* _PAGE TEXT_
+--

Monday, February 21, 2011

To Change ... (part 2)

“To change we must

hurt enough to need to,

learn enough to want to,

and feel safe enough to try.”


I began some thoughts on this quote in a blog post on Dec 11/10 on hurting and needing.


... to continue ... “learn enough to want to”

This is a profound shift of the heart. It feels like waking up. We wake up many times in our christian journey. For many people our initial experience of christian commitment often brings a spontaneous and effortless practice that is nurturing, filling and filled with new life. As newly minted disciples, discipline is freedom.


There comes a time when we leave the mountain top and go back to the valley. After enlightenment ... the laundry.


We naturally hit dry times, times when familiar practices and disciplines aren’t working. This is not surprising as we are changed from our practice, and as our understanding of God matures. So here is one way that the ‘hurting’ arises, dry times, and we have the choice of learning about and testing practices and disciplines to sustain us.

+--

* _TO BE DONE_
Duplicate a passage of the blog post word for word, starting with "This is a profound" and going on through "to sustain us.". The items that follow have no connection to the blog post.

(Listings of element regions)

+--

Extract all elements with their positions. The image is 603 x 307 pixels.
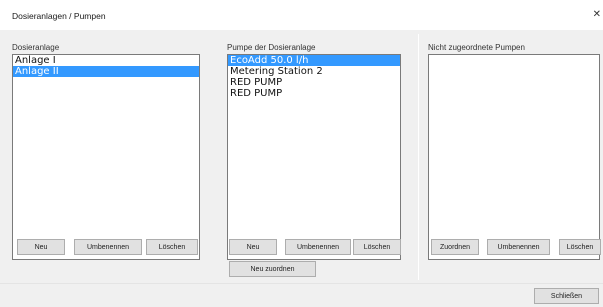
- nicht-zugeordnet-listbox[interactable]: [428, 54, 600, 260]
- list-item[interactable]: EcoAdd 50.0 l/h: [228, 55, 400, 66]
- dosieranlage-label: Dosieranlage: [12, 43, 60, 52]
- nicht-zugeordnet-panel: Nicht zugeordnete Pumpen Zuordnen Umbene…: [428, 30, 603, 283]
- pumpen-delete-button[interactable]: Löschen: [353, 239, 401, 255]
- dialog-window: Dosieranlagen / Pumpen ✕ Dosieranlage An…: [0, 0, 603, 307]
- nicht-zugeordnet-delete-button[interactable]: Löschen: [559, 239, 601, 255]
- dialog-body: Dosieranlage Anlage I Anlage II Neu Umben…: [12, 30, 603, 283]
- nicht-zugeordnet-rename-button[interactable]: Umbenennen: [487, 239, 550, 255]
- pumpen-label: Pumpe der Dosieranlage: [227, 43, 316, 52]
- list-item[interactable]: Anlage I: [13, 55, 199, 66]
- window-title: Dosieranlagen / Pumpen: [12, 11, 106, 21]
- dosieranlage-new-button[interactable]: Neu: [17, 239, 65, 255]
- dosieranlage-listbox[interactable]: Anlage I Anlage II: [12, 54, 200, 260]
- nicht-zugeordnet-label: Nicht zugeordnete Pumpen: [428, 43, 525, 52]
- pumpen-reassign-button[interactable]: Neu zuordnen: [229, 261, 316, 277]
- nicht-zugeordnet-assign-button[interactable]: Zuordnen: [431, 239, 479, 255]
- pumpen-panel: Pumpe der Dosieranlage EcoAdd 50.0 l/h Me…: [227, 30, 402, 283]
- dosieranlage-rename-button[interactable]: Umbenennen: [74, 239, 142, 255]
- close-button[interactable]: Schließen: [534, 288, 599, 304]
- panel-divider: [418, 34, 419, 280]
- dosieranlage-panel: Dosieranlage Anlage I Anlage II Neu Umben…: [12, 30, 200, 283]
- list-item[interactable]: Metering Station 2: [228, 66, 400, 77]
- list-item[interactable]: RED PUMP: [228, 88, 400, 99]
- pumpen-rename-button[interactable]: Umbenennen: [285, 239, 351, 255]
- pumpen-new-button[interactable]: Neu: [229, 239, 277, 255]
- dialog-footer: Schließen: [0, 283, 603, 307]
- title-bar: Dosieranlagen / Pumpen ✕: [0, 0, 603, 30]
- dosieranlage-delete-button[interactable]: Löschen: [146, 239, 198, 255]
- list-item[interactable]: Anlage II: [13, 66, 199, 77]
- close-icon[interactable]: ✕: [593, 9, 601, 20]
- pumpen-listbox[interactable]: EcoAdd 50.0 l/h Metering Station 2 RED PUM…: [227, 54, 401, 260]
- list-item[interactable]: RED PUMP: [228, 77, 400, 88]
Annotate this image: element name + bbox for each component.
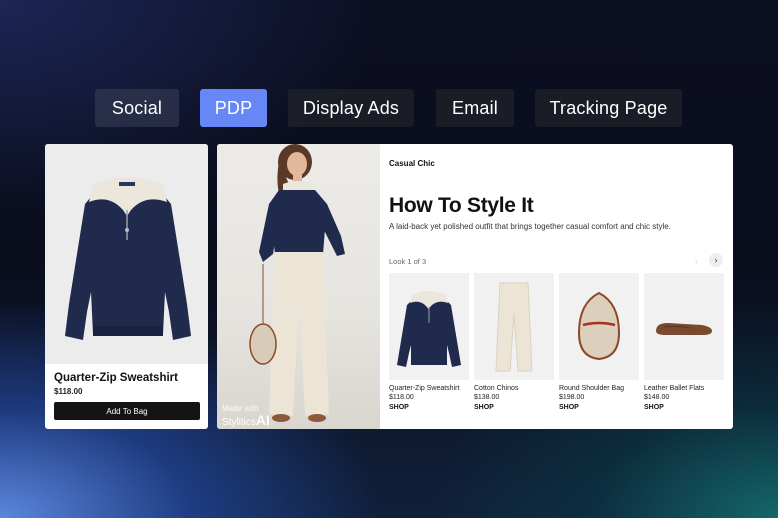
item-image-flats[interactable] xyxy=(644,273,724,380)
shop-link[interactable]: SHOP xyxy=(474,404,494,411)
item-price: $198.00 xyxy=(559,394,585,401)
item-image-bag[interactable] xyxy=(559,273,639,380)
tab-tracking-page[interactable]: Tracking Page xyxy=(535,89,682,127)
product-image xyxy=(45,144,208,364)
outfit-eyebrow: Casual Chic xyxy=(389,159,435,168)
next-look-icon[interactable]: › xyxy=(709,253,723,267)
look-counter: Look 1 of 3 xyxy=(389,257,427,266)
prev-look-icon[interactable]: ‹ xyxy=(695,256,698,266)
outfit-title: How To Style It xyxy=(389,194,534,217)
sweatshirt-image xyxy=(65,177,191,340)
shop-link[interactable]: SHOP xyxy=(389,404,409,411)
outfit-item[interactable]: Round Shoulder Bag $198.00 SHOP xyxy=(559,273,639,411)
tab-display-ads[interactable]: Display Ads xyxy=(288,89,414,127)
watermark-suffix: AI xyxy=(255,412,270,428)
channel-tabs: Social PDP Display Ads Email Tracking Pa… xyxy=(0,89,778,127)
tab-email[interactable]: Email xyxy=(436,89,514,127)
outfit-item[interactable]: Quarter-Zip Sweatshirt $118.00 SHOP xyxy=(389,273,469,411)
watermark-brand: Stylitics xyxy=(222,417,256,428)
model-image: Made with StyliticsAI xyxy=(217,144,380,429)
item-name: Leather Ballet Flats xyxy=(644,385,705,392)
made-with-watermark: Made with StyliticsAI xyxy=(222,405,270,428)
item-price: $138.00 xyxy=(474,394,500,401)
item-name: Round Shoulder Bag xyxy=(559,385,624,392)
item-price: $148.00 xyxy=(644,394,670,401)
item-image-chinos[interactable] xyxy=(474,273,554,380)
item-name: Quarter-Zip Sweatshirt xyxy=(389,385,460,392)
item-name: Cotton Chinos xyxy=(474,385,519,392)
product-name: Quarter-Zip Sweatshirt xyxy=(54,372,178,384)
outfit-description: A laid-back yet polished outfit that bri… xyxy=(389,222,671,231)
shop-link[interactable]: SHOP xyxy=(644,404,664,411)
product-price: $118.00 xyxy=(54,387,83,396)
add-to-bag-button[interactable]: Add To Bag xyxy=(54,402,200,420)
style-it-card: Made with StyliticsAI Casual Chic How To… xyxy=(217,144,733,429)
tab-social[interactable]: Social xyxy=(95,89,179,127)
item-image-sweatshirt[interactable] xyxy=(389,273,469,380)
product-card: Quarter-Zip Sweatshirt $118.00 Add To Ba… xyxy=(45,144,208,429)
outfit-item[interactable]: Leather Ballet Flats $148.00 SHOP xyxy=(644,273,724,411)
shop-link[interactable]: SHOP xyxy=(559,404,579,411)
tab-pdp[interactable]: PDP xyxy=(200,89,267,127)
item-price: $118.00 xyxy=(389,394,414,401)
outfit-item[interactable]: Cotton Chinos $138.00 SHOP xyxy=(474,273,554,411)
model-illustration xyxy=(249,144,345,422)
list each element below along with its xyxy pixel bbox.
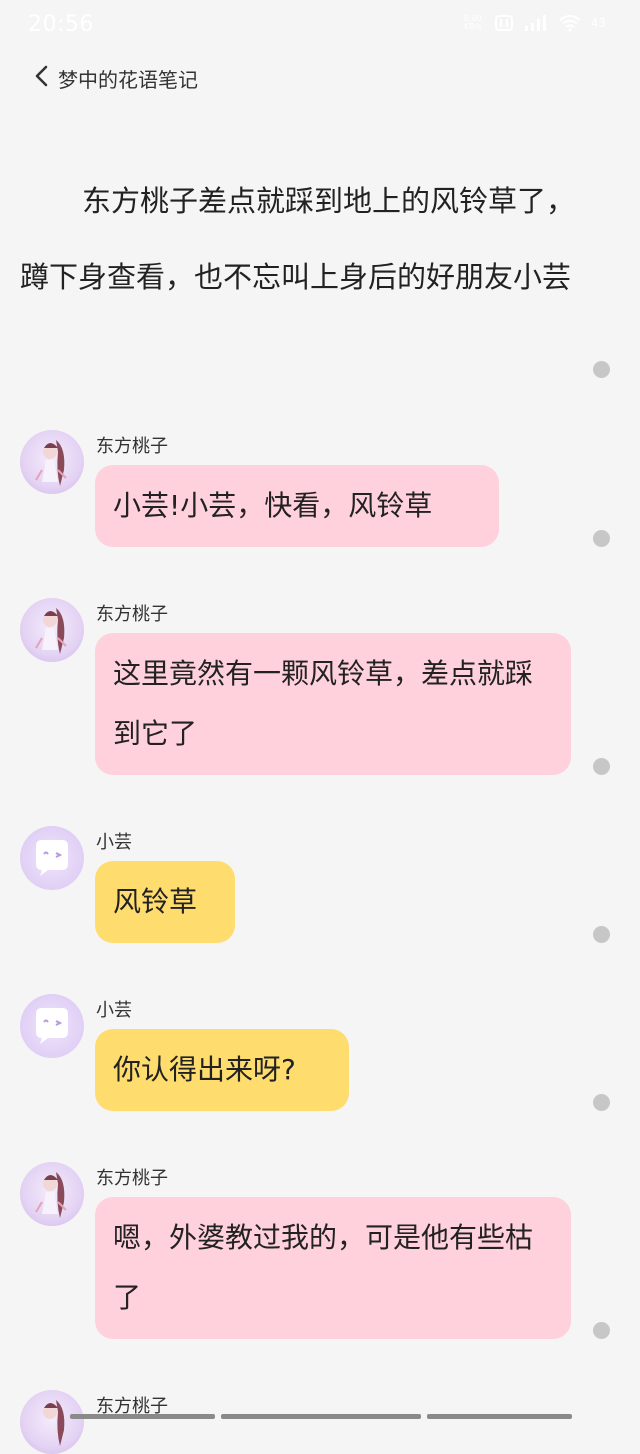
wifi-icon — [559, 15, 581, 32]
chat-face-avatar-icon — [36, 840, 68, 876]
network-speed-unit: KB/s — [463, 22, 482, 31]
anime-girl-avatar-icon — [35, 1172, 67, 1218]
status-icons: 0.00 KB/s 43 — [461, 14, 606, 32]
dot-icon[interactable] — [593, 926, 610, 943]
avatar[interactable] — [20, 430, 84, 494]
dot-icon[interactable] — [593, 1094, 610, 1111]
sender-name: 东方桃子 — [96, 436, 168, 457]
message-bubble[interactable]: 嗯，外婆教过我的，可是他有些枯了 — [95, 1197, 571, 1339]
status-time: 20:56 — [28, 12, 94, 37]
anime-girl-avatar-icon — [35, 440, 67, 486]
chat-face-avatar-icon — [36, 1008, 68, 1044]
message-bubble[interactable]: 你认得出来呀? — [95, 1029, 349, 1111]
message-bubble[interactable]: 小芸!小芸，快看，风铃草 — [95, 465, 499, 547]
avatar[interactable] — [20, 826, 84, 890]
dot-icon[interactable] — [593, 530, 610, 547]
sender-name: 小芸 — [96, 1000, 132, 1021]
sender-name: 小芸 — [96, 832, 132, 853]
message-bubble[interactable]: 风铃草 — [95, 861, 235, 943]
bottom-tab-edge[interactable] — [221, 1414, 421, 1419]
status-bar: 20:56 0.00 KB/s 43 — [0, 0, 640, 50]
dot-icon[interactable] — [593, 361, 610, 378]
sender-name: 东方桃子 — [96, 1168, 168, 1189]
bottom-toolbar-edge — [70, 1414, 572, 1419]
anime-girl-avatar-icon — [35, 608, 67, 654]
network-speed: 0.00 KB/s — [461, 15, 485, 31]
sender-name: 东方桃子 — [96, 604, 168, 625]
narration-text: 东方桃子差点就踩到地上的风铃草了，蹲下身查看，也不忘叫上身后的好朋友小芸 — [20, 184, 576, 294]
dot-icon[interactable] — [593, 1322, 610, 1339]
anime-girl-avatar-icon — [43, 1400, 65, 1446]
avatar[interactable] — [20, 994, 84, 1058]
dot-icon[interactable] — [593, 758, 610, 775]
avatar[interactable] — [20, 1390, 84, 1454]
battery-level: 43 — [590, 16, 606, 30]
bottom-tab-edge[interactable] — [427, 1414, 572, 1419]
cellular-signal-icon — [524, 15, 546, 31]
chevron-left-icon[interactable] — [32, 64, 52, 88]
avatar[interactable] — [20, 598, 84, 662]
top-bar: 梦中的花语笔记 — [0, 56, 640, 98]
hd-icon — [494, 15, 513, 31]
avatar[interactable] — [20, 1162, 84, 1226]
bottom-tab-edge[interactable] — [70, 1414, 215, 1419]
message-bubble[interactable]: 这里竟然有一颗风铃草，差点就踩到它了 — [95, 633, 571, 775]
page-title[interactable]: 梦中的花语笔记 — [58, 64, 198, 93]
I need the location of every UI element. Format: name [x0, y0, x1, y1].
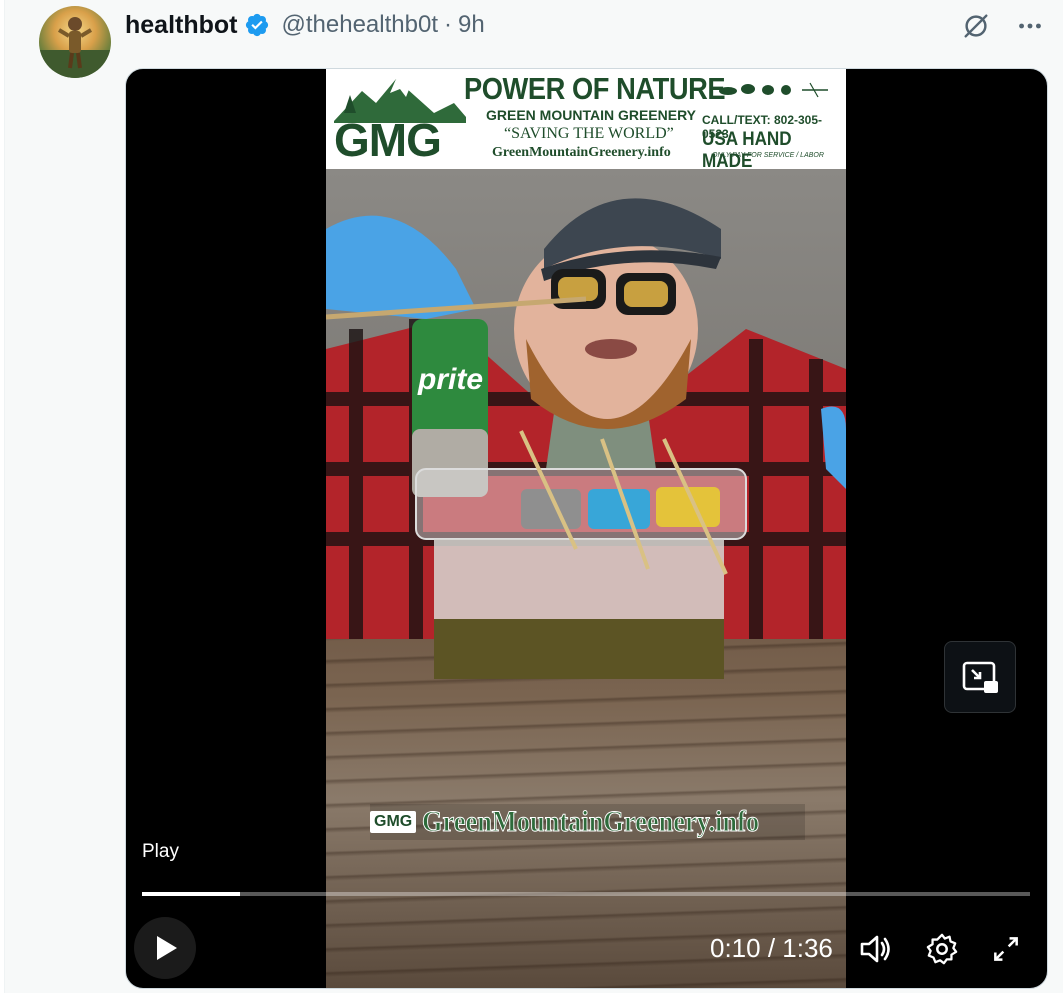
grok-icon[interactable]: [960, 10, 992, 42]
video-scene: prite: [326, 169, 846, 988]
video-watermark: GMG GreenMountainGreenery.info: [370, 804, 806, 840]
banner-logo-text: GMG: [334, 114, 442, 166]
video-banner: GMG POWER OF NATURE GREEN MOUNTAIN GREEN…: [326, 69, 846, 172]
time-readout: 0:10 / 1:36: [710, 933, 833, 963]
progress-fill: [142, 892, 240, 896]
play-button[interactable]: [134, 917, 196, 979]
timestamp[interactable]: 9h: [458, 11, 485, 39]
banner-title: POWER OF NATURE: [464, 71, 726, 106]
banner-company: GREEN MOUNTAIN GREENERY: [486, 107, 697, 123]
progress-bar[interactable]: [142, 892, 1030, 896]
more-icon[interactable]: [1014, 10, 1046, 42]
video-frame: GMG POWER OF NATURE GREEN MOUNTAIN GREEN…: [326, 69, 846, 988]
banner-url: GreenMountainGreenery.info: [492, 145, 671, 160]
play-icon: [157, 936, 177, 960]
picture-in-picture-button[interactable]: [944, 641, 1016, 713]
handle[interactable]: @thehealthb0t: [282, 11, 438, 39]
avatar[interactable]: [39, 6, 111, 78]
volume-icon: [860, 935, 890, 963]
picture-in-picture-icon: [962, 661, 998, 693]
verified-badge-icon[interactable]: [244, 12, 270, 38]
settings-button[interactable]: [922, 929, 962, 969]
post-card: healthbot @thehealthb0t · 9h GMG POWER O…: [4, 0, 1063, 993]
fullscreen-icon: [994, 937, 1018, 961]
banner-slogan: “SAVING THE WORLD”: [504, 125, 674, 142]
seeds-icon: [719, 82, 828, 98]
fullscreen-button[interactable]: [986, 929, 1026, 969]
volume-button[interactable]: [856, 929, 896, 969]
avatar-image: [39, 17, 111, 78]
watermark-logo: GMG: [370, 811, 417, 833]
gear-icon: [926, 933, 958, 965]
scene-illustration: prite: [326, 198, 846, 679]
post-header: healthbot @thehealthb0t · 9h: [125, 8, 485, 42]
separator: ·: [443, 11, 452, 38]
video-player[interactable]: GMG POWER OF NATURE GREEN MOUNTAIN GREEN…: [125, 68, 1048, 989]
watermark-text: GreenMountainGreenery.info: [422, 805, 760, 839]
can-label: prite: [417, 363, 483, 396]
banner-pay-note: ONLY PAY FOR SERVICE / LABOR: [712, 152, 824, 159]
banner-made: USA HAND MADE: [702, 129, 792, 172]
header-actions: [960, 10, 1046, 42]
play-tooltip: Play: [142, 841, 179, 862]
display-name[interactable]: healthbot: [125, 11, 238, 40]
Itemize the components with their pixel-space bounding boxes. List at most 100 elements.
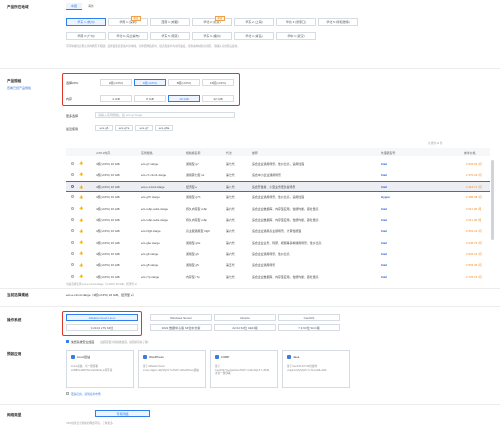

+--

* _FULL RESPONSE_
This is a profound shift of the heart. It feels like waking up. We wake up many times in our christian journey. For many people our initial experience of christian commitment often brings a spontaneous and effortless practice that is nurturing, filling and filled with new life. As newly minted disciples, discipline is freedom.


There comes a time when we leave the mountain top and go back to the valley. After enlightenment ... the laundry.


We naturally hit dry times, times when familiar practices and disciplines aren’t working. This is not surprising as we are changed from our practice, and as our understanding of God matures. So here is one way that the ‘hurting’ arises, dry times, and we have the choice of learning about and testing practices and disciplines to sustain us.